OBJECTIVE: Which lines contain the string "Feuchtigkeit"? Please list every one of them.

+ + + +

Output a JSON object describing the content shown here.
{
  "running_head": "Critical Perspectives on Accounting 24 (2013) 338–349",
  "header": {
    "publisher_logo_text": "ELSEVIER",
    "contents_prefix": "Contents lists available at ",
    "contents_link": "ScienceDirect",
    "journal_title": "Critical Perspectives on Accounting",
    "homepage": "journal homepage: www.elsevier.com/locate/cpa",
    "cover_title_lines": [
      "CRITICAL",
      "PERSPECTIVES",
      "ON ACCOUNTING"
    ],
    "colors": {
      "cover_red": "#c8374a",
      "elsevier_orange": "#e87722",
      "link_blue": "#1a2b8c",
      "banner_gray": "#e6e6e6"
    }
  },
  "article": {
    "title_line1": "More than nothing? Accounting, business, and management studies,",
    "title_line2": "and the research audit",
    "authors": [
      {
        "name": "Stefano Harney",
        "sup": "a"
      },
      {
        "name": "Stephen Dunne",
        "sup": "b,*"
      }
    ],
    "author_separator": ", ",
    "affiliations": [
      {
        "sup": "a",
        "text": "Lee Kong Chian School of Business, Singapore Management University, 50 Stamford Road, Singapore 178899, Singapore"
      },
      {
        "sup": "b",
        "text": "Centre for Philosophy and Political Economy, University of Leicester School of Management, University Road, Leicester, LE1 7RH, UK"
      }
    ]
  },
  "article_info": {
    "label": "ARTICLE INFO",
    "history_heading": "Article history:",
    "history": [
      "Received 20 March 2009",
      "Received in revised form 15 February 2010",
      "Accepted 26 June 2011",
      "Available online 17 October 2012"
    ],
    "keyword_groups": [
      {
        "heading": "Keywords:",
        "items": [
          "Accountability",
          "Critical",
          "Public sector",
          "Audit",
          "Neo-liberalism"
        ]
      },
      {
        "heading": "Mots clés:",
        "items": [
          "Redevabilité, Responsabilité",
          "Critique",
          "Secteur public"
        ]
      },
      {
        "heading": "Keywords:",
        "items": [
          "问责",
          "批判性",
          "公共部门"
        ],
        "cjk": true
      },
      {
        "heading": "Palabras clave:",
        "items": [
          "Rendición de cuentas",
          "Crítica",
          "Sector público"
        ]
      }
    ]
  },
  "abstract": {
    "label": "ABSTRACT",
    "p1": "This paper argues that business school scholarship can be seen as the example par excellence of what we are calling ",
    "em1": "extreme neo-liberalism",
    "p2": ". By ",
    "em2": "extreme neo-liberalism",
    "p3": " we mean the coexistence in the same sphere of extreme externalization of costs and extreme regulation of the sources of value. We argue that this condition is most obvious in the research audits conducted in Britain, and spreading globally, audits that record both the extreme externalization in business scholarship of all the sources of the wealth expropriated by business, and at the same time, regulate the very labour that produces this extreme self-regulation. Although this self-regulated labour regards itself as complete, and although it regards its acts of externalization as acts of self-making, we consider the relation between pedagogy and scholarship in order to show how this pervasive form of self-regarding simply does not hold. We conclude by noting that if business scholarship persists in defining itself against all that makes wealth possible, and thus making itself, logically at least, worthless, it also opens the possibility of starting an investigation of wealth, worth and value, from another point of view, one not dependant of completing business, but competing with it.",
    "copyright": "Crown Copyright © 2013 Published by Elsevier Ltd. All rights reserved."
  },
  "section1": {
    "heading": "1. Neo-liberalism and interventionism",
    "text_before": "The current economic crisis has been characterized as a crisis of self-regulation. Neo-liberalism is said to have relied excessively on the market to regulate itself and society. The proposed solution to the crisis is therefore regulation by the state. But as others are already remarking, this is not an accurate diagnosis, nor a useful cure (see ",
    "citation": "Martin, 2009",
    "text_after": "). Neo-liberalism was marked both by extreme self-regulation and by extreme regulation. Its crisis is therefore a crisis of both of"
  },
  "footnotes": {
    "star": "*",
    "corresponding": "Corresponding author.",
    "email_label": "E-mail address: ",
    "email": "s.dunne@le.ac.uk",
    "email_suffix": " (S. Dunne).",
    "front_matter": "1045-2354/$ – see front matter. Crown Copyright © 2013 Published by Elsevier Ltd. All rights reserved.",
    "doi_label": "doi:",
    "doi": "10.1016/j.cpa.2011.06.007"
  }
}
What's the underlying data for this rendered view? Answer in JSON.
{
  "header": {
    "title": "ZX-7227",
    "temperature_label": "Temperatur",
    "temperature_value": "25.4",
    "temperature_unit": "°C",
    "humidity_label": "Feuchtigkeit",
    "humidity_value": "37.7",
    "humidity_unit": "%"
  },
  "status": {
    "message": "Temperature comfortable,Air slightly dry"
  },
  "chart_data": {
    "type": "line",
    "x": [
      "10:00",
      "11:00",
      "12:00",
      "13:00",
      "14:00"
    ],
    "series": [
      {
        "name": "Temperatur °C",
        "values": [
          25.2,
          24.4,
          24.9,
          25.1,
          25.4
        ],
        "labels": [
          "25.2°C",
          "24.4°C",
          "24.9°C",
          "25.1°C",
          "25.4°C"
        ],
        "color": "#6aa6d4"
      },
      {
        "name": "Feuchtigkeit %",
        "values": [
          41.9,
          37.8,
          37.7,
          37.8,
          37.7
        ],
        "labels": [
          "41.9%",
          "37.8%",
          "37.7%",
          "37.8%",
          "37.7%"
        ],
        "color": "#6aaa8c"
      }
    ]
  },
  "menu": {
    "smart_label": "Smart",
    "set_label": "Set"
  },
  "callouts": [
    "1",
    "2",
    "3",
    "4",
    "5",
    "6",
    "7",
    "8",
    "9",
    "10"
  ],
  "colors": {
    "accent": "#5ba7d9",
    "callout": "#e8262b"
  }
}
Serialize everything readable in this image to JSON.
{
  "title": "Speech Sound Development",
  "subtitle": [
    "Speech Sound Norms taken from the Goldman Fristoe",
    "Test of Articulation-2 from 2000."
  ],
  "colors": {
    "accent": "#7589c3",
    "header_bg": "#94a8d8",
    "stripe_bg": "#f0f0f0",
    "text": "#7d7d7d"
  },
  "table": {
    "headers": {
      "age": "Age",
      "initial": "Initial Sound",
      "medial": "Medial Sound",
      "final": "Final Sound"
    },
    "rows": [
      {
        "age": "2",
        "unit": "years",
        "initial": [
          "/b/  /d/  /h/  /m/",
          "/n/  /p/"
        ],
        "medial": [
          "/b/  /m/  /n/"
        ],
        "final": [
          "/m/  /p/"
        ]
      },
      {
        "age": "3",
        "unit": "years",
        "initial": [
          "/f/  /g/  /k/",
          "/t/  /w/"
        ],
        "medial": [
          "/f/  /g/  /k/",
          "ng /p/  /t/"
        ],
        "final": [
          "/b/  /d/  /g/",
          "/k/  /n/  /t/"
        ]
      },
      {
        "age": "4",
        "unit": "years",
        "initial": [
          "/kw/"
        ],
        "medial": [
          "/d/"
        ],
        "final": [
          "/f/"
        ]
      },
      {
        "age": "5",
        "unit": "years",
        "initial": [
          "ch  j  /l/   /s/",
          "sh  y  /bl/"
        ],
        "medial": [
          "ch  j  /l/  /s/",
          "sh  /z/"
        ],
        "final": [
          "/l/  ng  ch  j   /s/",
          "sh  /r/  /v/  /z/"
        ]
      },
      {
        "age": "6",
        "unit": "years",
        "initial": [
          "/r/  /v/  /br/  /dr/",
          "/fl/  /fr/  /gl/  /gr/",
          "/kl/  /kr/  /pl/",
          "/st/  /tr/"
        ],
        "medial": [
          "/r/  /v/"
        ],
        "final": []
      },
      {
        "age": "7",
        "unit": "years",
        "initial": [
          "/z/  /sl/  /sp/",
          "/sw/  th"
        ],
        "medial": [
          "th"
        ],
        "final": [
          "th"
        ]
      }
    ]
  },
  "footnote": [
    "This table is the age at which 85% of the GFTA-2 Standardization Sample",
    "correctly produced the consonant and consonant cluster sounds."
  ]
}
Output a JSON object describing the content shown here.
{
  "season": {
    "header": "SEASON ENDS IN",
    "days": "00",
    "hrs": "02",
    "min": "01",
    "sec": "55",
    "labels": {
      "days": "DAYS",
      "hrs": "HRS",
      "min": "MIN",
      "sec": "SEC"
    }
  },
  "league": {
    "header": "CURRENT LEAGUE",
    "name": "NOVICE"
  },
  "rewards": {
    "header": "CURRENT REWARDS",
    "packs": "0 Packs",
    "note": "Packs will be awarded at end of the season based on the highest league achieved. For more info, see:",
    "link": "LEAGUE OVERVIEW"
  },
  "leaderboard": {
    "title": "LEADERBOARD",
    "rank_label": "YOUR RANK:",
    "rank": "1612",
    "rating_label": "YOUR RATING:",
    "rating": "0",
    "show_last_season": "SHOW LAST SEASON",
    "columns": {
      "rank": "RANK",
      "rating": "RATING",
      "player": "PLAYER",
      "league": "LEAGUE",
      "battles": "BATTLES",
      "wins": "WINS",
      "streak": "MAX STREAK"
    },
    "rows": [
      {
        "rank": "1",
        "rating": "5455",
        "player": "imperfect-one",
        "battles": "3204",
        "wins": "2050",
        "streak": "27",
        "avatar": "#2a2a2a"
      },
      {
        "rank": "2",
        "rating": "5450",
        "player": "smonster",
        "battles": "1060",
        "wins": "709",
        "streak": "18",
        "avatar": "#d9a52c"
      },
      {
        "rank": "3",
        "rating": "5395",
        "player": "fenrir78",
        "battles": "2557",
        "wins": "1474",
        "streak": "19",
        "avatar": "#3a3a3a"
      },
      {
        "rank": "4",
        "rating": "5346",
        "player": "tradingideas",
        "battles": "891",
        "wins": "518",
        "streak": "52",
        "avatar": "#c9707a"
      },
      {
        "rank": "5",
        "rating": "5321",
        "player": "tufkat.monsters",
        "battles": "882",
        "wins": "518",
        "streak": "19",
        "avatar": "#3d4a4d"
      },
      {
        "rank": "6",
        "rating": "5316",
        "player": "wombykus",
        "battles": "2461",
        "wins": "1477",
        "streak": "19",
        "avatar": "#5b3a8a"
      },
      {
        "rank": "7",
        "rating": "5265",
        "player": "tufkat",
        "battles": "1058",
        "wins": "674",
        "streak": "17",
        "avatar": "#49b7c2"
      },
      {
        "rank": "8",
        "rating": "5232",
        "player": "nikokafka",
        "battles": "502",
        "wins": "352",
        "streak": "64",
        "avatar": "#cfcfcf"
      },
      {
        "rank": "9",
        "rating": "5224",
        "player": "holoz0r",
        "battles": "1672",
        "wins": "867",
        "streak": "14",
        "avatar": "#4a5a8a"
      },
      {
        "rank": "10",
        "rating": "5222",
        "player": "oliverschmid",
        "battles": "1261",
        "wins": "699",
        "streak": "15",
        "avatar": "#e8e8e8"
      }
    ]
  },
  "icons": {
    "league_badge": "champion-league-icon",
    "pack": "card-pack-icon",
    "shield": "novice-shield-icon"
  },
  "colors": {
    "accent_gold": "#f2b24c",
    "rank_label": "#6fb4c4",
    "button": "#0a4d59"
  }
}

+ + + +

SOLUTION:
    "humidity_label": "Feuchtigkeit",
        "name": "Feuchtigkeit %",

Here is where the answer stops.